— Set task —
From the listing below, pull each line that includes "ylabel".
******************************
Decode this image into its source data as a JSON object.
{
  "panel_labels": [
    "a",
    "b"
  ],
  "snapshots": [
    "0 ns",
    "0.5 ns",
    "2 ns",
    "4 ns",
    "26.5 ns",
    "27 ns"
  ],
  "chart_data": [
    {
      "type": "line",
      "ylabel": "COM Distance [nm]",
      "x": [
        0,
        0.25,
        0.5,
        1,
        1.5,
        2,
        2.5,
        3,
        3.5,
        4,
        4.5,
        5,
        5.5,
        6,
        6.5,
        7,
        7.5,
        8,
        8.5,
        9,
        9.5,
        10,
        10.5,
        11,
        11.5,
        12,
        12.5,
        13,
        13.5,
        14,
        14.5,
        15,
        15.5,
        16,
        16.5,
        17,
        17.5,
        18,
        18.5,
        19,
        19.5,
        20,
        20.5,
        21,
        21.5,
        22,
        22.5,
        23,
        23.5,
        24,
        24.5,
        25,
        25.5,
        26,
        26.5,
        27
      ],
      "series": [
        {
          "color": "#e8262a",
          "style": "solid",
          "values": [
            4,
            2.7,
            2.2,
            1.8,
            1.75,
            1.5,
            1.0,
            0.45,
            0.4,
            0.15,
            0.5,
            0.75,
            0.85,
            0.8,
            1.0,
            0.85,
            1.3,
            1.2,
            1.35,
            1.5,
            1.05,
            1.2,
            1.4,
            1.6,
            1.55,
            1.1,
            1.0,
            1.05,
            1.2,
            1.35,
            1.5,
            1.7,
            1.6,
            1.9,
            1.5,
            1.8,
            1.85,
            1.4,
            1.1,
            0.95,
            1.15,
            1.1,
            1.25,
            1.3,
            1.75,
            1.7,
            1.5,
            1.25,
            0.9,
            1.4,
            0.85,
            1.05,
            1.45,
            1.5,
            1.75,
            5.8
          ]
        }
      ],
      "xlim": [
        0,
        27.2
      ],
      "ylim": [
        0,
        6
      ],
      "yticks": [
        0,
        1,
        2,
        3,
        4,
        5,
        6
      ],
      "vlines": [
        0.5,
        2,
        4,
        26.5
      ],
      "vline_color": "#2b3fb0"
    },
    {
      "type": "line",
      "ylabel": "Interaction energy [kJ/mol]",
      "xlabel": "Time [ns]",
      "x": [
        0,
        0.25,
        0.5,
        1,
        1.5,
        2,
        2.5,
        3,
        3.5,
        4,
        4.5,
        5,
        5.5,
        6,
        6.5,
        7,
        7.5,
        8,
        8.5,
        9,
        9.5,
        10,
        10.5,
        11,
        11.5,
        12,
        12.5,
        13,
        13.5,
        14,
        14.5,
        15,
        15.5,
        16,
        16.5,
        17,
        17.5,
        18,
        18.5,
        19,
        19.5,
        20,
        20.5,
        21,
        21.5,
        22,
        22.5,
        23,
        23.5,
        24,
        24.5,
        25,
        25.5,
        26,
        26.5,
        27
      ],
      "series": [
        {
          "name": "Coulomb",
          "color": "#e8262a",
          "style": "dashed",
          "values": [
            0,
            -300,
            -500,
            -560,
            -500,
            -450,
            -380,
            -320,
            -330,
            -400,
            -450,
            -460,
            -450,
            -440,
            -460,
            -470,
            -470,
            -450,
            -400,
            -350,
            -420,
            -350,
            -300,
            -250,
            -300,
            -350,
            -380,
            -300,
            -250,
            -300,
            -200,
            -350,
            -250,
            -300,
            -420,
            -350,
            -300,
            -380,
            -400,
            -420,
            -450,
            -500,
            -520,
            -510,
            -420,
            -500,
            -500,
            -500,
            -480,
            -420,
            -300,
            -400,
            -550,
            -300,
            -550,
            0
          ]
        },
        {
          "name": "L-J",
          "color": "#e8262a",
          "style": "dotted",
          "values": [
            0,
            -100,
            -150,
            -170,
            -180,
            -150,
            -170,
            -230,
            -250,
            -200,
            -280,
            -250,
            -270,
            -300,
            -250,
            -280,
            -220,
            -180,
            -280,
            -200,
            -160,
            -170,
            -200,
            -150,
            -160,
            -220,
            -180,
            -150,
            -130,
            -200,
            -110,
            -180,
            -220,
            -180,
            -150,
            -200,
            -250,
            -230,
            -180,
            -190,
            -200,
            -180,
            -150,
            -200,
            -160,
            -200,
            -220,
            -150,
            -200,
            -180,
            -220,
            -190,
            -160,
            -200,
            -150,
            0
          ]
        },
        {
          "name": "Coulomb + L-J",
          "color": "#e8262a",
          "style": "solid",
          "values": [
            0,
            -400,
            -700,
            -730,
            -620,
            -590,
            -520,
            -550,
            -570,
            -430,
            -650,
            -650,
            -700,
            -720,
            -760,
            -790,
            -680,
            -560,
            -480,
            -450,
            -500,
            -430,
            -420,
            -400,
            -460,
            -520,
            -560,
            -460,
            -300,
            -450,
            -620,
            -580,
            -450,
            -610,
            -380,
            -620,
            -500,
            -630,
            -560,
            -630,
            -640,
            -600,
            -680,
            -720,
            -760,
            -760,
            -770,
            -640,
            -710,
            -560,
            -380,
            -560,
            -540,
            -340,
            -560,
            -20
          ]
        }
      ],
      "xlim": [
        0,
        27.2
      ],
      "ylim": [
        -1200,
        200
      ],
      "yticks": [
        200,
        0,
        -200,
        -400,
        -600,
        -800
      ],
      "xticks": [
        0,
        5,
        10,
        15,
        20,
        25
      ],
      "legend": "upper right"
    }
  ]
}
******************************
— Written response —
      "ylabel": "COM Distance [nm]",
      "ylabel": "Interaction energy [kJ/mol]",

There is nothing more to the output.